Provided entries:
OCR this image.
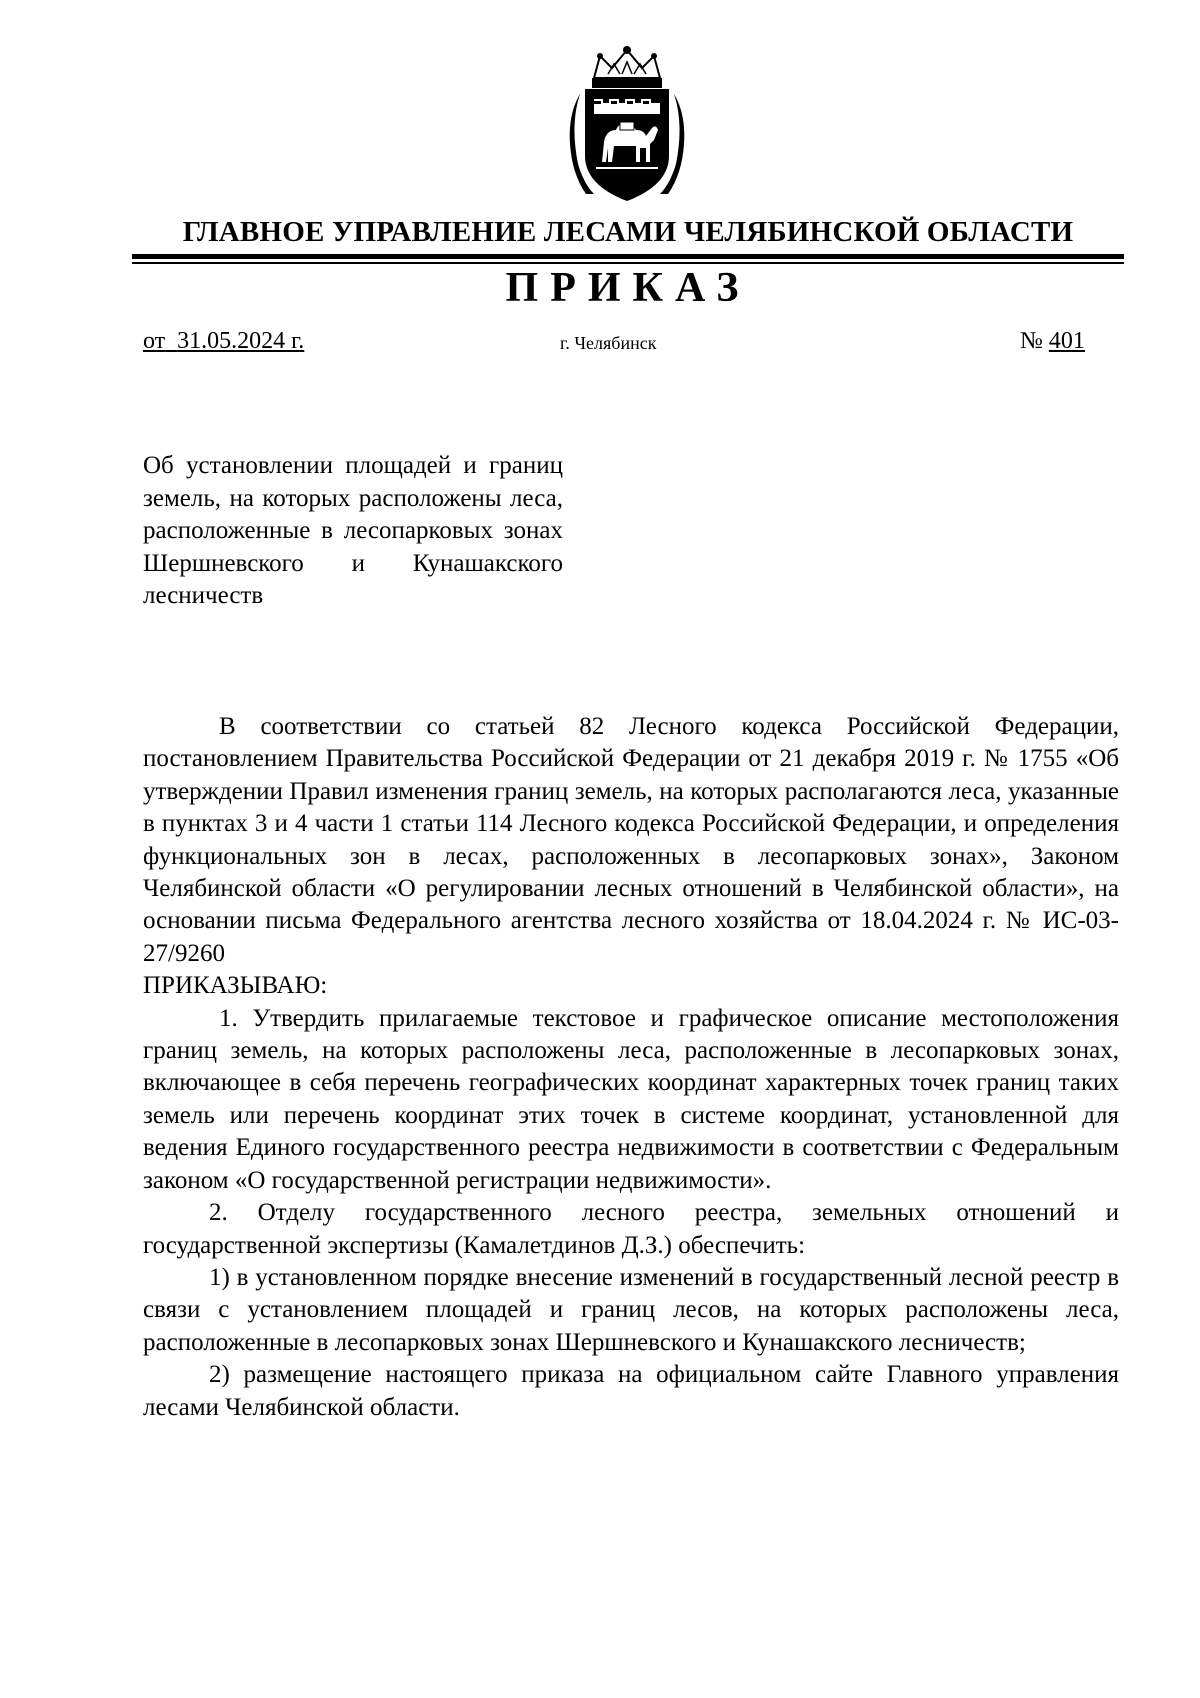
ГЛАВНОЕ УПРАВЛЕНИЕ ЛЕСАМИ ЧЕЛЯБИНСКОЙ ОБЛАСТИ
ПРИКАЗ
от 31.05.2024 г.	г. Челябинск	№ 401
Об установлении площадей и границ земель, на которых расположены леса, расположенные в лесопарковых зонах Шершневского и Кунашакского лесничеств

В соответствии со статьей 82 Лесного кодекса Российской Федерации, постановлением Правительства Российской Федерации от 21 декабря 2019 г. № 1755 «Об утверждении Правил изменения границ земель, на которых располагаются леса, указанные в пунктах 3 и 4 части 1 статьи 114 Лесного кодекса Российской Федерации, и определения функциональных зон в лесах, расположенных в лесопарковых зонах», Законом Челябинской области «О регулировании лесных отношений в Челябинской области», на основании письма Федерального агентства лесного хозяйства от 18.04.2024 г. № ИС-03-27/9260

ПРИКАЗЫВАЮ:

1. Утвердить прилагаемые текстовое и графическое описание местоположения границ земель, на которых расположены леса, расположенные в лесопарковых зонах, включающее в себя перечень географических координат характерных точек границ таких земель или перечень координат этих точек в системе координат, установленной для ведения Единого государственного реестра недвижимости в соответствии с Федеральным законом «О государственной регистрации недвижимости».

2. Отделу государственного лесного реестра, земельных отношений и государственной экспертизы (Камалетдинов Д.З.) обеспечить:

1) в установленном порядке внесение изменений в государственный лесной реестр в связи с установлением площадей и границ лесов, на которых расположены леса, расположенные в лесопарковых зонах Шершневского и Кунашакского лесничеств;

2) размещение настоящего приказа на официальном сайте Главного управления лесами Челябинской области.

Do this:
Copy whichever lines in the listing above contain the word "государственной".

Full solution:
1. Утвердить прилагаемые текстовое и графическое описание местоположения границ земель, на которых расположены леса, расположенные в лесопарковых зонах, включающее в себя перечень географических координат характерных точек границ таких земель или перечень координат этих точек в системе координат, установленной для ведения Единого государственного реестра недвижимости в соответствии с Федеральным законом «О государственной регистрации недвижимости».
2. Отделу государственного лесного реестра, земельных отношений и государственной экспертизы (Камалетдинов Д.З.) обеспечить:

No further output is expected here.